■ WORK REQUIRED ■
Copy out the lines that have "this" in them.
——————————
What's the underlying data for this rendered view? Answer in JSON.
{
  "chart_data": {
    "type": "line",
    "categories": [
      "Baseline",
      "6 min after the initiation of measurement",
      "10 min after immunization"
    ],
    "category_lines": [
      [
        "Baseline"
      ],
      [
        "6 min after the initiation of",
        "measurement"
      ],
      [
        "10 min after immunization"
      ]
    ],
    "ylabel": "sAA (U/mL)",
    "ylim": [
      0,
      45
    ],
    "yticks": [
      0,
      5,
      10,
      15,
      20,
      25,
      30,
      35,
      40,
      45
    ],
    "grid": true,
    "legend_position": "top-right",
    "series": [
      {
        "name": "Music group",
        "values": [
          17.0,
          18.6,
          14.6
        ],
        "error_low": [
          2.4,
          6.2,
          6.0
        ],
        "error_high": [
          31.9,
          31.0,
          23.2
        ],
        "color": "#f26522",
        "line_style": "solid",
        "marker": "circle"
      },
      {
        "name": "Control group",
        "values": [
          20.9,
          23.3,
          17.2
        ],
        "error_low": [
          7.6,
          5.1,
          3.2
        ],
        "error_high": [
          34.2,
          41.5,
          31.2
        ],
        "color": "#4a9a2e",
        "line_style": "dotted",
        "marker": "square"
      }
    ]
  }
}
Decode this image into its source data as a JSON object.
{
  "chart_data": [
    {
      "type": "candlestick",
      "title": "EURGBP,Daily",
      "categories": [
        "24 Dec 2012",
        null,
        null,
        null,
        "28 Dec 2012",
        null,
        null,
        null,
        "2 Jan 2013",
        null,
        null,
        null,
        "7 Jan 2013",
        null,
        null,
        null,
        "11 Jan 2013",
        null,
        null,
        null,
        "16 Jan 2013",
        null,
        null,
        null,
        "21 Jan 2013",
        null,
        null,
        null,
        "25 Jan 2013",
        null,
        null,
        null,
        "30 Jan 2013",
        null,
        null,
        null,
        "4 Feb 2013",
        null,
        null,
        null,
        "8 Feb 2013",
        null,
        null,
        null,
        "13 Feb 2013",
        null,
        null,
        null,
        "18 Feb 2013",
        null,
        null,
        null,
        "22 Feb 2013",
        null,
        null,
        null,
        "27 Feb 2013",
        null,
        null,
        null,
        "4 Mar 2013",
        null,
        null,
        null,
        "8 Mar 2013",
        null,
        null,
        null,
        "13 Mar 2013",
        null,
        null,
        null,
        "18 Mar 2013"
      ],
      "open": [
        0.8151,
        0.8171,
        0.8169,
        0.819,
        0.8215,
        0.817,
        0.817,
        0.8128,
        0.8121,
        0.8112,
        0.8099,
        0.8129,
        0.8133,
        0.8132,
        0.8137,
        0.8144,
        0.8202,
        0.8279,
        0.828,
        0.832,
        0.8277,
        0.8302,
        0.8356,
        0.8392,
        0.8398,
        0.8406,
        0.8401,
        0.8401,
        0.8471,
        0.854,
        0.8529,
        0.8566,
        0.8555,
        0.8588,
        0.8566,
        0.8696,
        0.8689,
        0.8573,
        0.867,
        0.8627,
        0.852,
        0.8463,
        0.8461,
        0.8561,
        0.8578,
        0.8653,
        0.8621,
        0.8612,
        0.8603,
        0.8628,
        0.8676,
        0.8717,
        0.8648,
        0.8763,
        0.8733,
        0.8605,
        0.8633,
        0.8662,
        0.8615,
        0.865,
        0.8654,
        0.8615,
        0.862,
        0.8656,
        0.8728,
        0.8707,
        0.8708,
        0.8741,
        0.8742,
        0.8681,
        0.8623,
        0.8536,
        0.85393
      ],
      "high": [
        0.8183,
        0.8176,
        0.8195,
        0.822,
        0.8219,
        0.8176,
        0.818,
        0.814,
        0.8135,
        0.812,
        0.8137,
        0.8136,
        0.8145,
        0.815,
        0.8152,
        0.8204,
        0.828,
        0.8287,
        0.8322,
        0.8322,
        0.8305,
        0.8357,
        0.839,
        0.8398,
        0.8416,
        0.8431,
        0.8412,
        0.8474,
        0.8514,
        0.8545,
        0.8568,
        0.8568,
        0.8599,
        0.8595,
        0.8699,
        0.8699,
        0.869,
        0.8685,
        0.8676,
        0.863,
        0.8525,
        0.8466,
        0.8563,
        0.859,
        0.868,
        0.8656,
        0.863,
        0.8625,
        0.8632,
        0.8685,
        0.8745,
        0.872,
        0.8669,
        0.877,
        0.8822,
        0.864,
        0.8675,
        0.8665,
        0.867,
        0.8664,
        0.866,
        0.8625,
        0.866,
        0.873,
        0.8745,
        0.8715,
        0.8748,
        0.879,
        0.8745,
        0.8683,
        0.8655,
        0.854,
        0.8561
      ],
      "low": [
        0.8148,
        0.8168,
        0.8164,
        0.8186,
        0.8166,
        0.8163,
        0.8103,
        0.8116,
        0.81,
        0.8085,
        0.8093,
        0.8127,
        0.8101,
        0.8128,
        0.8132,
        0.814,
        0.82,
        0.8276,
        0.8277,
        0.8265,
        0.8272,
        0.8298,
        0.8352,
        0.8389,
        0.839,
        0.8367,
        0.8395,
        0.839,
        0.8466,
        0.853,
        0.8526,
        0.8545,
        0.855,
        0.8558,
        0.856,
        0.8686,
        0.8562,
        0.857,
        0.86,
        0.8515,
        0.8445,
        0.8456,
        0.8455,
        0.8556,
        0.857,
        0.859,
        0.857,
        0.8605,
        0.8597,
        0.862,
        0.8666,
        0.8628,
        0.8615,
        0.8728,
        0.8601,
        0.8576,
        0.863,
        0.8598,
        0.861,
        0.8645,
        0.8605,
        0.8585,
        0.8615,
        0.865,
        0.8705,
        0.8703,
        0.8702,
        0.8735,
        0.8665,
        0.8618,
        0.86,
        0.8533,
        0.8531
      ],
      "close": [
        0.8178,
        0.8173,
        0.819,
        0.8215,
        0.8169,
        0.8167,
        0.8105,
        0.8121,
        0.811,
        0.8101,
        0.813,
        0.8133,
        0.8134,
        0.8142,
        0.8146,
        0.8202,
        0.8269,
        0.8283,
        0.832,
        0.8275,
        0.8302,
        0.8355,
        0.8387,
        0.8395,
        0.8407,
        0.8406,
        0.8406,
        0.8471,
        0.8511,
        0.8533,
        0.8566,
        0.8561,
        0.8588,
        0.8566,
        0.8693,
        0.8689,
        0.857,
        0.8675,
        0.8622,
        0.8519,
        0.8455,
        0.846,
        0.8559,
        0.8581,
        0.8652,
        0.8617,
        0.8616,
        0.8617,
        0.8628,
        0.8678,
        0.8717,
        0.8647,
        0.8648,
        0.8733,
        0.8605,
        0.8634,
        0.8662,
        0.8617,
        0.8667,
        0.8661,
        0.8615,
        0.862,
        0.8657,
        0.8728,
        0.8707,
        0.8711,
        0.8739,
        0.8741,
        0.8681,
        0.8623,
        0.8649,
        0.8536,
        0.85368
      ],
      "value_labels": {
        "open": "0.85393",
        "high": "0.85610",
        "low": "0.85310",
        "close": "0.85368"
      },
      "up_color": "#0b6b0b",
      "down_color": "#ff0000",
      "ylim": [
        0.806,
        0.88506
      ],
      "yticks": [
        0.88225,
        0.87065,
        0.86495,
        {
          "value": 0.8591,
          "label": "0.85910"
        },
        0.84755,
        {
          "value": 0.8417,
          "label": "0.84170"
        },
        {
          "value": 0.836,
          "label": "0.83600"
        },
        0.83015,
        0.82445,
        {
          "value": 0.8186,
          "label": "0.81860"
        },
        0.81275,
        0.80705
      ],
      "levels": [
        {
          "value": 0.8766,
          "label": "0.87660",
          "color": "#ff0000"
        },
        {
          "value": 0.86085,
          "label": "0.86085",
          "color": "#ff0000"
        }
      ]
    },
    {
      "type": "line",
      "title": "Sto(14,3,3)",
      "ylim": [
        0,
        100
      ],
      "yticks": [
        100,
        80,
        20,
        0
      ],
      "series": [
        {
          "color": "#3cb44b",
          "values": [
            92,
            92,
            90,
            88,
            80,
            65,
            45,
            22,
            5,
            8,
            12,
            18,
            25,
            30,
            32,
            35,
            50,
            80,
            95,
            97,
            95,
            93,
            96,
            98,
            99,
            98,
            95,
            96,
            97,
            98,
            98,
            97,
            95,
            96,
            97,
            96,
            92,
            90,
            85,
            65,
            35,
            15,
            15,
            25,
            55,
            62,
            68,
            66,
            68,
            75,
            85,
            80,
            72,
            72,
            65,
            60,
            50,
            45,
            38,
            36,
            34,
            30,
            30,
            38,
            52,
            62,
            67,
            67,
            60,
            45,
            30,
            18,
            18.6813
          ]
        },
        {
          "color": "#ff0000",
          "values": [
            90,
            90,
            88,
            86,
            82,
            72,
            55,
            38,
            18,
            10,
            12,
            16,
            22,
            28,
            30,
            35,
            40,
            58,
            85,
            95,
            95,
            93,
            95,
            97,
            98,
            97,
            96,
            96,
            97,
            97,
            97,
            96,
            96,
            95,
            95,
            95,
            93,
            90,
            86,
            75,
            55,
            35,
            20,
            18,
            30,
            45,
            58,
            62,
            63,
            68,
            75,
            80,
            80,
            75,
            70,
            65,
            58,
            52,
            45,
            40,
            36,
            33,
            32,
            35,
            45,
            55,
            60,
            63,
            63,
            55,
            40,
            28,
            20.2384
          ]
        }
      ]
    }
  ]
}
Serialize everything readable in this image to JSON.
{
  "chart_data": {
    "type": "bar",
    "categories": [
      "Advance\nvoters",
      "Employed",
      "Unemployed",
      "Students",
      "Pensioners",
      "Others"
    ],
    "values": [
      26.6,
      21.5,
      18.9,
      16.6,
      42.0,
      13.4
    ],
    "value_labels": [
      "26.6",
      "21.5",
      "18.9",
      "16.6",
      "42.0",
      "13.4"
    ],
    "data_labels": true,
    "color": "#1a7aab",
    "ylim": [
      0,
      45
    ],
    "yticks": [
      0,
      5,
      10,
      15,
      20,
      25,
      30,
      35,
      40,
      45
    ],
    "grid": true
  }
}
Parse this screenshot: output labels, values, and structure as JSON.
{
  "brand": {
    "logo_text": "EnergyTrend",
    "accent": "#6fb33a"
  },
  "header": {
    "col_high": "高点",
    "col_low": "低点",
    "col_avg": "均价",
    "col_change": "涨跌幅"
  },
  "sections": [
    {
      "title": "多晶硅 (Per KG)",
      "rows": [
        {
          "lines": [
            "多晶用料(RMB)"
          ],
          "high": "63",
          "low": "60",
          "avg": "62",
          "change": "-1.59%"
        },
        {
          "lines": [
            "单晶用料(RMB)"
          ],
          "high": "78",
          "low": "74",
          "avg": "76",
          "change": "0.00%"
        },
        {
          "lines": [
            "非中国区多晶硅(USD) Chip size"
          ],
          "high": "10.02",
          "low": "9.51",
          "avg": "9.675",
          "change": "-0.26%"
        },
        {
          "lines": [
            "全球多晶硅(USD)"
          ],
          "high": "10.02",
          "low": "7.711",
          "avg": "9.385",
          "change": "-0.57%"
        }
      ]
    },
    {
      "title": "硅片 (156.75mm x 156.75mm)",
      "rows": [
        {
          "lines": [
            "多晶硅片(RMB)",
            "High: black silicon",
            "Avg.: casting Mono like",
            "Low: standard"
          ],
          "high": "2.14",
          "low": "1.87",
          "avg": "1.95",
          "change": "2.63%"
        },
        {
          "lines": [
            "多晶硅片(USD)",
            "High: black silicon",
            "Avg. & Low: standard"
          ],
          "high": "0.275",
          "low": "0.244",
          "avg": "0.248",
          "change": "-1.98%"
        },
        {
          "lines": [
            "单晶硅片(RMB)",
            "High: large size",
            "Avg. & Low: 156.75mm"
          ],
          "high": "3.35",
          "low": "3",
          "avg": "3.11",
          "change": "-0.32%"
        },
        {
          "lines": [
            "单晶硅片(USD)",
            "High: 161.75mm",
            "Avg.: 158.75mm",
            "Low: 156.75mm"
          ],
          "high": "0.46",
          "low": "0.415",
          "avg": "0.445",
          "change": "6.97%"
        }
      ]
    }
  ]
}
——————————
■ FULL SOLUTION ■
What's the underlying data for this rendered view? Answer in JSON.
Decode this image into its source data as a JSON object.
Serialize everything readable in this image to JSON.
Parse this screenshot: output labels, values, and structure as JSON.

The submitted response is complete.